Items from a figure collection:

* START *

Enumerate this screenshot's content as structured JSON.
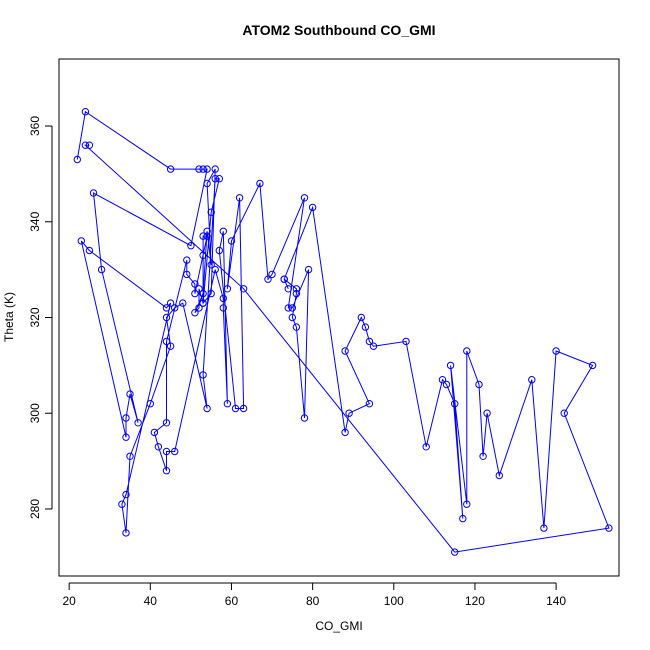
{
  "chart_data": {
    "type": "line",
    "title": "ATOM2 Southbound CO_GMI",
    "xlabel": "CO_GMI",
    "ylabel": "Theta (K)",
    "xlim": [
      17.5,
      155.5
    ],
    "ylim": [
      266,
      374
    ],
    "xticks": [
      20,
      40,
      60,
      80,
      100,
      120,
      140
    ],
    "yticks": [
      280,
      300,
      320,
      340,
      360
    ],
    "grid": false,
    "markers": "open-circle",
    "series": [
      {
        "color": "#0000ff",
        "points": [
          [
            22,
            353
          ],
          [
            24,
            363
          ],
          [
            45,
            351
          ],
          [
            52,
            351
          ],
          [
            53,
            351
          ],
          [
            54,
            351
          ],
          [
            50,
            335
          ],
          [
            26,
            346
          ],
          [
            28,
            330
          ],
          [
            37,
            298
          ],
          [
            35,
            304
          ],
          [
            34,
            299
          ],
          [
            34,
            295
          ],
          [
            23,
            336
          ],
          [
            25,
            334
          ],
          [
            44,
            322
          ],
          [
            45,
            323
          ],
          [
            34,
            283
          ],
          [
            33,
            281
          ],
          [
            34,
            275
          ],
          [
            35,
            291
          ],
          [
            40,
            302
          ],
          [
            45,
            314
          ],
          [
            44,
            320
          ],
          [
            46,
            322
          ],
          [
            48,
            323
          ],
          [
            54,
            301
          ],
          [
            53,
            308
          ],
          [
            56,
            349
          ],
          [
            57,
            349
          ],
          [
            55,
            342
          ],
          [
            53,
            323
          ],
          [
            52,
            326
          ],
          [
            52,
            322
          ],
          [
            51,
            321
          ],
          [
            53,
            325
          ],
          [
            54,
            338
          ],
          [
            55,
            331
          ],
          [
            54,
            348
          ],
          [
            56,
            351
          ],
          [
            55,
            325
          ],
          [
            53,
            323
          ],
          [
            53,
            333
          ],
          [
            53,
            337
          ],
          [
            54,
            337
          ],
          [
            51,
            325
          ],
          [
            51,
            327
          ],
          [
            49,
            329
          ],
          [
            49,
            332
          ],
          [
            44,
            315
          ],
          [
            44,
            298
          ],
          [
            41,
            296
          ],
          [
            42,
            293
          ],
          [
            44,
            288
          ],
          [
            44,
            292
          ],
          [
            46,
            292
          ],
          [
            56,
            330
          ],
          [
            58,
            324
          ],
          [
            58,
            322
          ],
          [
            59,
            302
          ],
          [
            58,
            338
          ],
          [
            57,
            334
          ],
          [
            61,
            301
          ],
          [
            63,
            301
          ],
          [
            62,
            345
          ],
          [
            59,
            326
          ],
          [
            60,
            336
          ],
          [
            67,
            348
          ],
          [
            69,
            328
          ],
          [
            70,
            329
          ],
          [
            78,
            345
          ],
          [
            74,
            322
          ],
          [
            75,
            322
          ],
          [
            79,
            330
          ],
          [
            78,
            299
          ],
          [
            76,
            318
          ],
          [
            75,
            320
          ],
          [
            76,
            325
          ],
          [
            76,
            326
          ],
          [
            73,
            328
          ],
          [
            74,
            326
          ],
          [
            73,
            328
          ],
          [
            80,
            343
          ],
          [
            88,
            296
          ],
          [
            89,
            300
          ],
          [
            94,
            302
          ],
          [
            88,
            313
          ],
          [
            92,
            320
          ],
          [
            93,
            318
          ],
          [
            94,
            315
          ],
          [
            95,
            314
          ],
          [
            103,
            315
          ],
          [
            108,
            293
          ],
          [
            112,
            307
          ],
          [
            113,
            306
          ],
          [
            115,
            302
          ],
          [
            117,
            278
          ],
          [
            114,
            310
          ],
          [
            118,
            281
          ],
          [
            118,
            313
          ],
          [
            121,
            306
          ],
          [
            122,
            291
          ],
          [
            123,
            300
          ],
          [
            126,
            287
          ],
          [
            134,
            307
          ],
          [
            137,
            276
          ],
          [
            140,
            313
          ],
          [
            149,
            310
          ],
          [
            142,
            300
          ],
          [
            153,
            276
          ],
          [
            115,
            271
          ],
          [
            63,
            326
          ],
          [
            24,
            356
          ],
          [
            25,
            356
          ]
        ]
      }
    ]
  }
}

* END *

Task statement:
Repeat the material exactly as it reads, without any of its pictures.

Exercise solution:
Enumerate this screenshot's content as structured JSON.
{
  "chart_data": {
    "type": "line",
    "title": "ATOM2 Southbound CO_GMI",
    "xlabel": "CO_GMI",
    "ylabel": "Theta (K)",
    "xlim": [
      17.5,
      155.5
    ],
    "ylim": [
      266,
      374
    ],
    "xticks": [
      20,
      40,
      60,
      80,
      100,
      120,
      140
    ],
    "yticks": [
      280,
      300,
      320,
      340,
      360
    ],
    "grid": false,
    "markers": "open-circle",
    "series": [
      {
        "color": "#0000ff",
        "points": [
          [
            22,
            353
          ],
          [
            24,
            363
          ],
          [
            45,
            351
          ],
          [
            52,
            351
          ],
          [
            53,
            351
          ],
          [
            54,
            351
          ],
          [
            50,
            335
          ],
          [
            26,
            346
          ],
          [
            28,
            330
          ],
          [
            37,
            298
          ],
          [
            35,
            304
          ],
          [
            34,
            299
          ],
          [
            34,
            295
          ],
          [
            23,
            336
          ],
          [
            25,
            334
          ],
          [
            44,
            322
          ],
          [
            45,
            323
          ],
          [
            34,
            283
          ],
          [
            33,
            281
          ],
          [
            34,
            275
          ],
          [
            35,
            291
          ],
          [
            40,
            302
          ],
          [
            45,
            314
          ],
          [
            44,
            320
          ],
          [
            46,
            322
          ],
          [
            48,
            323
          ],
          [
            54,
            301
          ],
          [
            53,
            308
          ],
          [
            56,
            349
          ],
          [
            57,
            349
          ],
          [
            55,
            342
          ],
          [
            53,
            323
          ],
          [
            52,
            326
          ],
          [
            52,
            322
          ],
          [
            51,
            321
          ],
          [
            53,
            325
          ],
          [
            54,
            338
          ],
          [
            55,
            331
          ],
          [
            54,
            348
          ],
          [
            56,
            351
          ],
          [
            55,
            325
          ],
          [
            53,
            323
          ],
          [
            53,
            333
          ],
          [
            53,
            337
          ],
          [
            54,
            337
          ],
          [
            51,
            325
          ],
          [
            51,
            327
          ],
          [
            49,
            329
          ],
          [
            49,
            332
          ],
          [
            44,
            315
          ],
          [
            44,
            298
          ],
          [
            41,
            296
          ],
          [
            42,
            293
          ],
          [
            44,
            288
          ],
          [
            44,
            292
          ],
          [
            46,
            292
          ],
          [
            56,
            330
          ],
          [
            58,
            324
          ],
          [
            58,
            322
          ],
          [
            59,
            302
          ],
          [
            58,
            338
          ],
          [
            57,
            334
          ],
          [
            61,
            301
          ],
          [
            63,
            301
          ],
          [
            62,
            345
          ],
          [
            59,
            326
          ],
          [
            60,
            336
          ],
          [
            67,
            348
          ],
          [
            69,
            328
          ],
          [
            70,
            329
          ],
          [
            78,
            345
          ],
          [
            74,
            322
          ],
          [
            75,
            322
          ],
          [
            79,
            330
          ],
          [
            78,
            299
          ],
          [
            76,
            318
          ],
          [
            75,
            320
          ],
          [
            76,
            325
          ],
          [
            76,
            326
          ],
          [
            73,
            328
          ],
          [
            74,
            326
          ],
          [
            73,
            328
          ],
          [
            80,
            343
          ],
          [
            88,
            296
          ],
          [
            89,
            300
          ],
          [
            94,
            302
          ],
          [
            88,
            313
          ],
          [
            92,
            320
          ],
          [
            93,
            318
          ],
          [
            94,
            315
          ],
          [
            95,
            314
          ],
          [
            103,
            315
          ],
          [
            108,
            293
          ],
          [
            112,
            307
          ],
          [
            113,
            306
          ],
          [
            115,
            302
          ],
          [
            117,
            278
          ],
          [
            114,
            310
          ],
          [
            118,
            281
          ],
          [
            118,
            313
          ],
          [
            121,
            306
          ],
          [
            122,
            291
          ],
          [
            123,
            300
          ],
          [
            126,
            287
          ],
          [
            134,
            307
          ],
          [
            137,
            276
          ],
          [
            140,
            313
          ],
          [
            149,
            310
          ],
          [
            142,
            300
          ],
          [
            153,
            276
          ],
          [
            115,
            271
          ],
          [
            63,
            326
          ],
          [
            24,
            356
          ],
          [
            25,
            356
          ]
        ]
      }
    ]
  }
}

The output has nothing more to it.